Your task is to copy every line of this material exactly.

> RECORD LIST
(begin)
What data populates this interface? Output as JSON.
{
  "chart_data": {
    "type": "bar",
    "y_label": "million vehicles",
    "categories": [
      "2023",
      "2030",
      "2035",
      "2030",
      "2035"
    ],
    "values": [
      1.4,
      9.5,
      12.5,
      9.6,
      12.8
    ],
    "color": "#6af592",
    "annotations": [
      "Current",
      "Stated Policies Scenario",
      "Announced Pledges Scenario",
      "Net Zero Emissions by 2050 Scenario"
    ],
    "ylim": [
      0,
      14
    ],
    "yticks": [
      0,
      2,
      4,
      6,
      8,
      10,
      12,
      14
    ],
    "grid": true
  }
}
(end)
> WORKED SOLUTION
What data populates this interface? Output as JSON.
{
  "chart_data": {
    "type": "bar",
    "y_label": "million vehicles",
    "categories": [
      "2023",
      "2030",
      "2035",
      "2030",
      "2035"
    ],
    "values": [
      1.4,
      9.5,
      12.5,
      9.6,
      12.8
    ],
    "color": "#6af592",
    "annotations": [
      "Current",
      "Stated Policies Scenario",
      "Announced Pledges Scenario",
      "Net Zero Emissions by 2050 Scenario"
    ],
    "ylim": [
      0,
      14
    ],
    "yticks": [
      0,
      2,
      4,
      6,
      8,
      10,
      12,
      14
    ],
    "grid": true
  }
}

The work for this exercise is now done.